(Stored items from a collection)
□ □ □ □
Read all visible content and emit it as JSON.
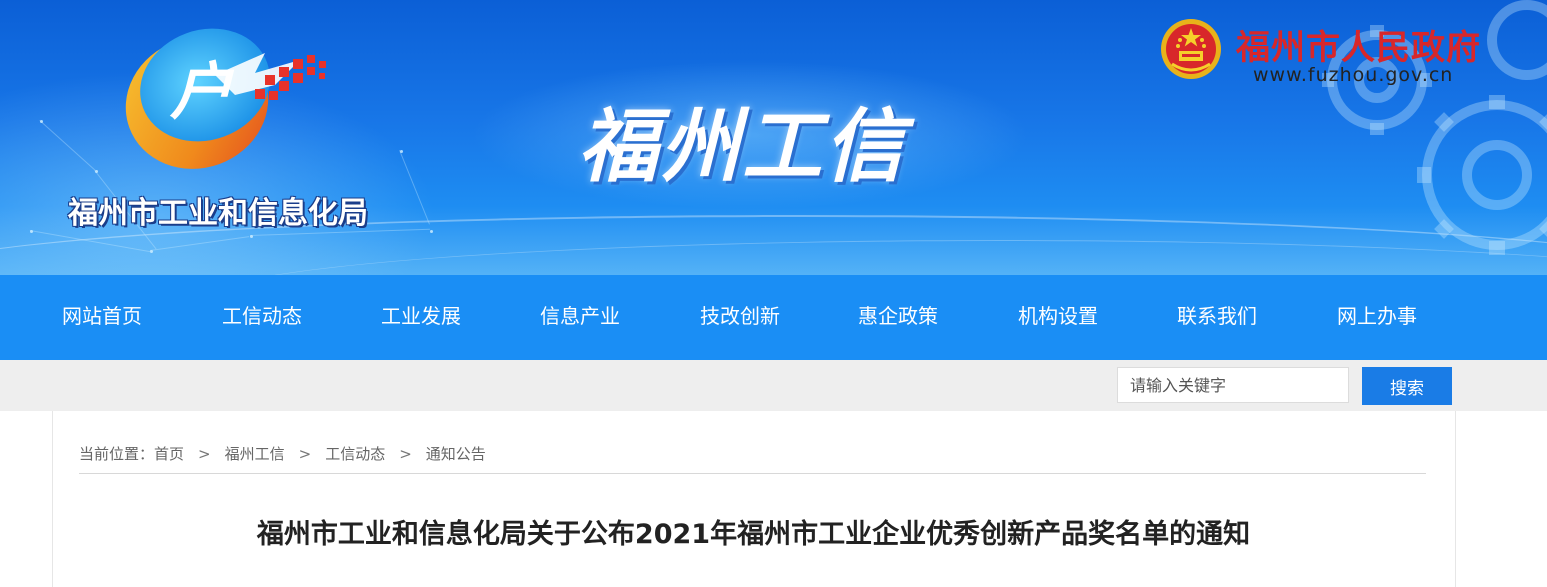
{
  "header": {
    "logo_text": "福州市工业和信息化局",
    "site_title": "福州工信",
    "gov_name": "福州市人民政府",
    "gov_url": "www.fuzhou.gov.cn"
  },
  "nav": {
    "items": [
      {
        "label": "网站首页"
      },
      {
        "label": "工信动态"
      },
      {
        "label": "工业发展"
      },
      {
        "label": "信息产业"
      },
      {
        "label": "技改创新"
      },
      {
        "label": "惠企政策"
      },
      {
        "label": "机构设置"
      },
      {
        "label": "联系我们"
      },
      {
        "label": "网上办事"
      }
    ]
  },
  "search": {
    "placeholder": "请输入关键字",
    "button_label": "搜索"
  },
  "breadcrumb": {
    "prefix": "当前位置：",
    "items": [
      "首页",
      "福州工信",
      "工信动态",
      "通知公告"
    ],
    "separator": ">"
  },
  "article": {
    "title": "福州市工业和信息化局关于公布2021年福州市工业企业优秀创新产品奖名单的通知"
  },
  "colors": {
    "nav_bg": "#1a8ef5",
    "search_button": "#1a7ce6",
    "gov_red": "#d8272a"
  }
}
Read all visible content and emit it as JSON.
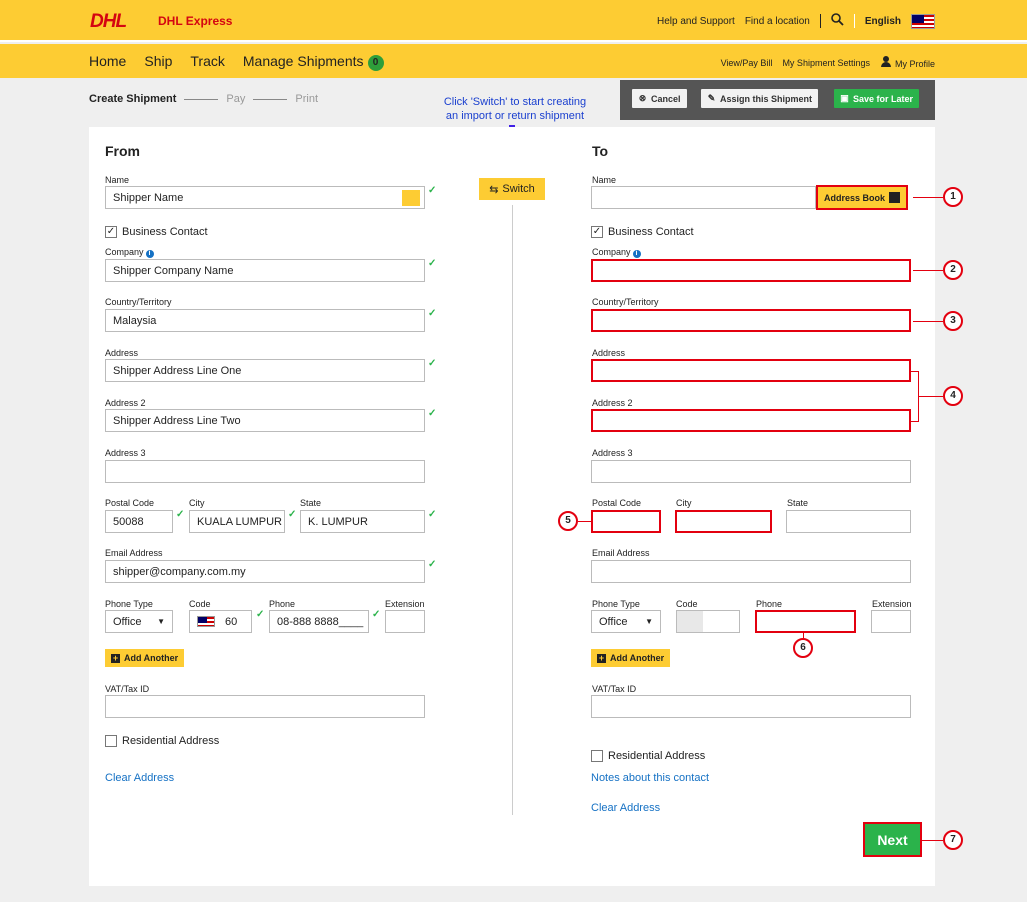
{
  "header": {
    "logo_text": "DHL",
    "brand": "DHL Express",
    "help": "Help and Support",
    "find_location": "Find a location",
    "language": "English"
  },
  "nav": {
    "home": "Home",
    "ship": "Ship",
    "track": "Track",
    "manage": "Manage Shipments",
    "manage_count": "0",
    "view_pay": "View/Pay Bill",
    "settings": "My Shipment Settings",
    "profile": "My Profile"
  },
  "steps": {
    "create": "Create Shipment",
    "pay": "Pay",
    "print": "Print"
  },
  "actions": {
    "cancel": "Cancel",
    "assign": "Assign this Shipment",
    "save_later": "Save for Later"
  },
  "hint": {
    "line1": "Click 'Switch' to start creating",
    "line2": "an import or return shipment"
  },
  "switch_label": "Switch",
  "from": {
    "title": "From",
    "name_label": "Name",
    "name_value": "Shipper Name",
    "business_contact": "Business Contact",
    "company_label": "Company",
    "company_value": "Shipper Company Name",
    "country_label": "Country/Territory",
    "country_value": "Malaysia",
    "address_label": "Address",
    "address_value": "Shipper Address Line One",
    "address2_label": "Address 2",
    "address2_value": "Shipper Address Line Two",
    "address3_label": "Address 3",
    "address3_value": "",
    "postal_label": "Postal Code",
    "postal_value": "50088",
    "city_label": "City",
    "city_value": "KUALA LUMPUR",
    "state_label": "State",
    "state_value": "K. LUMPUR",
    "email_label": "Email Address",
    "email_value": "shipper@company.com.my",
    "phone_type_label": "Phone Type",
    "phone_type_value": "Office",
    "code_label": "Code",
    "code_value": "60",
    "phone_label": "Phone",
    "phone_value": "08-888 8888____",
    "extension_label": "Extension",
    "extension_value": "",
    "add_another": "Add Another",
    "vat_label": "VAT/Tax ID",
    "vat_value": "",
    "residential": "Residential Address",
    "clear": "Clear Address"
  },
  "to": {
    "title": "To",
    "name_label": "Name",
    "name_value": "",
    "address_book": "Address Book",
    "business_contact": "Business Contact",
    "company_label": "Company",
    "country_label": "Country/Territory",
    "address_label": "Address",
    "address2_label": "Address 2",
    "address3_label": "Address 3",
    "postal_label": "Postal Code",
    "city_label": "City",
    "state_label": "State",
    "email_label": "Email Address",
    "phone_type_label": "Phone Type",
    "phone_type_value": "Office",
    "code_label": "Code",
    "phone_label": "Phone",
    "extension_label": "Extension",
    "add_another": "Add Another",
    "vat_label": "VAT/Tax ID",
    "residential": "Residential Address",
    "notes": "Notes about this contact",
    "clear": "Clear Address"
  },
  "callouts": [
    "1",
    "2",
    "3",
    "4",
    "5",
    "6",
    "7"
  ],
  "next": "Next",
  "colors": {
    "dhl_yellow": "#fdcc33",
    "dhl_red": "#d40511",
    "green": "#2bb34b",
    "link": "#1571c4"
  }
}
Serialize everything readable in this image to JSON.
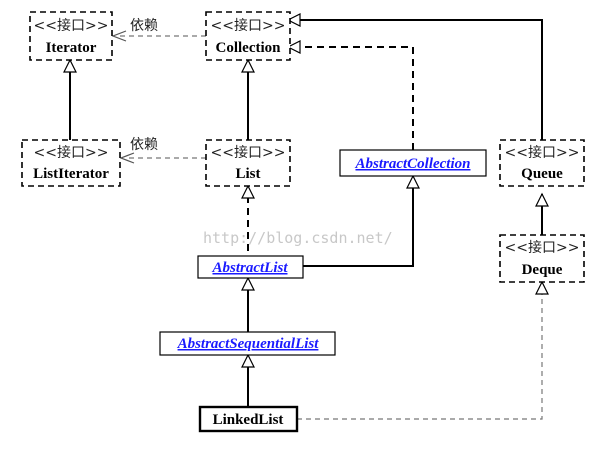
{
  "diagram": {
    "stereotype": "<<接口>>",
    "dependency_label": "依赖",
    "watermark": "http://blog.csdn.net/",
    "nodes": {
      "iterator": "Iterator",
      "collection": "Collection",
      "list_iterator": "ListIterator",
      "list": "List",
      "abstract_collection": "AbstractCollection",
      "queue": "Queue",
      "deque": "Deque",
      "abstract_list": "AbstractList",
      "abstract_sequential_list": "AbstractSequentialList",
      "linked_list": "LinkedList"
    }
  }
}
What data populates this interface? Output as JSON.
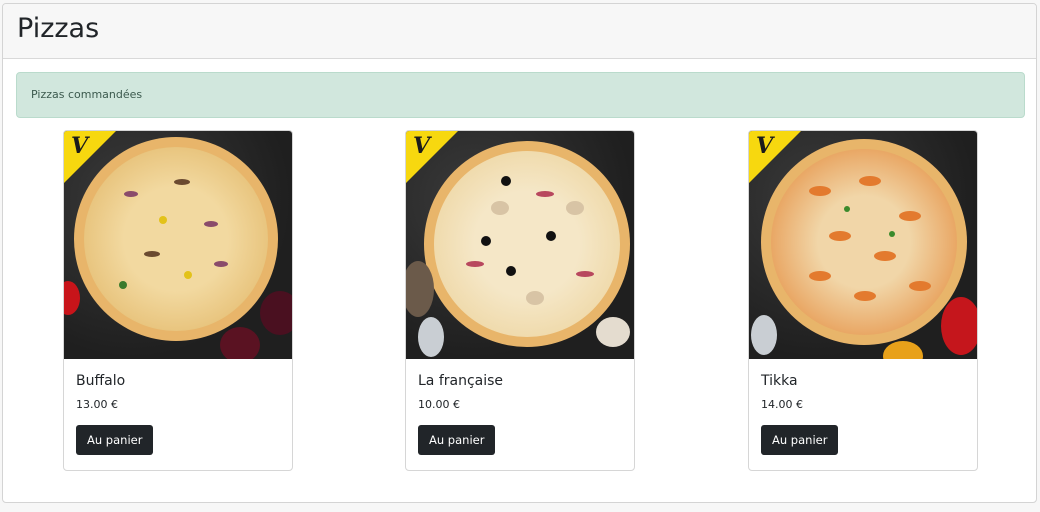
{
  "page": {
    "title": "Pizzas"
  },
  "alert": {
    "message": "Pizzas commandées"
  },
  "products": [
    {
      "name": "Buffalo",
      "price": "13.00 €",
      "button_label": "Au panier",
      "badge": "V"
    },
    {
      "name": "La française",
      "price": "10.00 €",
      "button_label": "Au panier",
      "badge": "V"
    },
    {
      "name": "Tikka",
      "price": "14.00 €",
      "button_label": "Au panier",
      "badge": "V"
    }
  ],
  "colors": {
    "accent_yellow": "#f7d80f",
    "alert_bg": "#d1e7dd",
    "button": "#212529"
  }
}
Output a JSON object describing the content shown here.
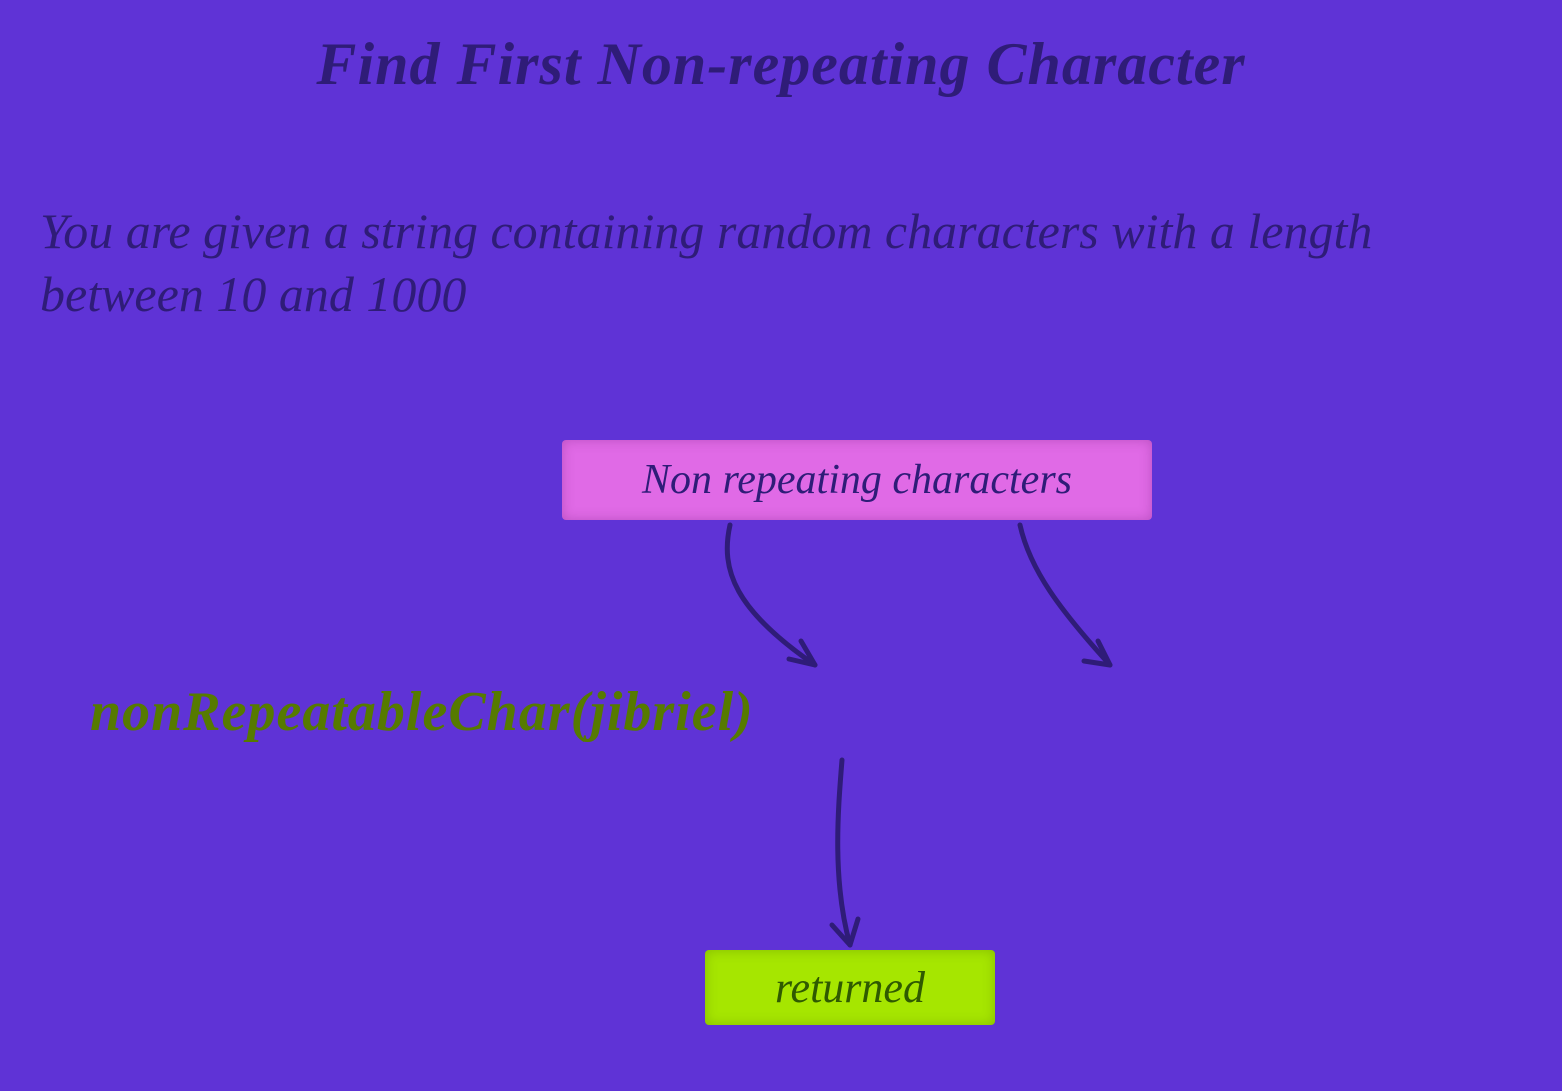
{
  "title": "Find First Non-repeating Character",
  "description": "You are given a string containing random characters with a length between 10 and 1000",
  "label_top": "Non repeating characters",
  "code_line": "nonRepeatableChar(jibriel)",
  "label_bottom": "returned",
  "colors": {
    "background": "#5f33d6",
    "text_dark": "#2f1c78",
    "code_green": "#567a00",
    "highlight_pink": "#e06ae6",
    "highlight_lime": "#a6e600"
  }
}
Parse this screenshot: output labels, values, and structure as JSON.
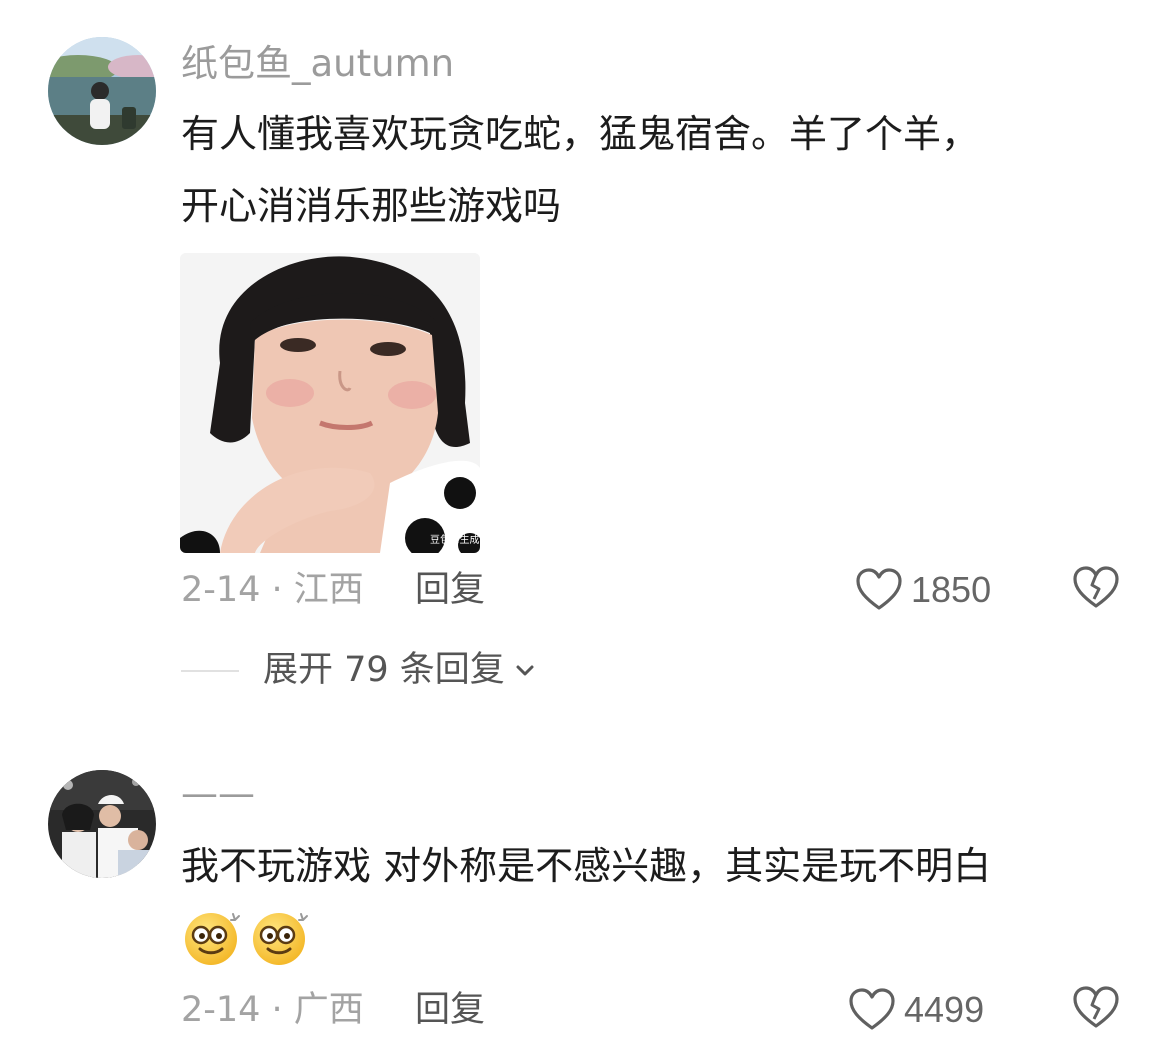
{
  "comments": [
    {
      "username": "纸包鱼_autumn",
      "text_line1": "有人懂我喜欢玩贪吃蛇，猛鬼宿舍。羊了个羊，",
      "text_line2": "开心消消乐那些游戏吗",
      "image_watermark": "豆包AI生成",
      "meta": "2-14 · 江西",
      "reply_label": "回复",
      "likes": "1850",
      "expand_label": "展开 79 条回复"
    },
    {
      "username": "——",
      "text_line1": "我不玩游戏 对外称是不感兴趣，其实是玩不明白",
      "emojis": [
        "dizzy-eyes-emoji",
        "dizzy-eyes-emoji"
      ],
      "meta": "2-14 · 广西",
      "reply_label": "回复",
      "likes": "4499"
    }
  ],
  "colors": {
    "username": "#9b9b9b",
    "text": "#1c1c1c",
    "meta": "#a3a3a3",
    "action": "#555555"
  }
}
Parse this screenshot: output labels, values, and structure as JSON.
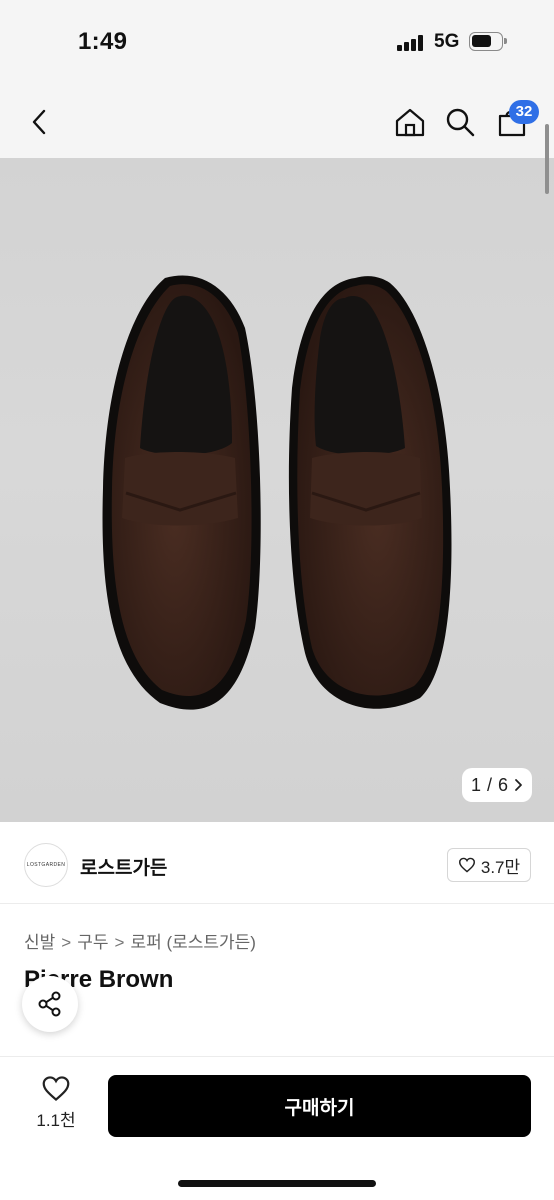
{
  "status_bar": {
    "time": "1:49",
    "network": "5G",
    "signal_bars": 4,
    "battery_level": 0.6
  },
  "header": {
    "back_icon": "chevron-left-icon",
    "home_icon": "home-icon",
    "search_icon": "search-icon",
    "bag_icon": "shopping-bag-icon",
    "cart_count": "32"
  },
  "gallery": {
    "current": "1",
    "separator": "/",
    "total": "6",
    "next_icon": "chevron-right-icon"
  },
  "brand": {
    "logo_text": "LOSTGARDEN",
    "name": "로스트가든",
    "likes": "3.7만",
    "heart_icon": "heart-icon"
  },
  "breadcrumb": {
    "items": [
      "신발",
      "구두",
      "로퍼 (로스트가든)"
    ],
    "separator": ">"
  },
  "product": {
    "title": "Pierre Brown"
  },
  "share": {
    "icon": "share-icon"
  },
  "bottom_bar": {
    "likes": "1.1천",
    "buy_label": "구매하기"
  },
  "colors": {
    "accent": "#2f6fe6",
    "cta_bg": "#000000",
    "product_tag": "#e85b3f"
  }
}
□ □ □ □
* _Task_: Tally the lines in the records above that contain the word "this", and give only that number.

* _Problem solution_: 6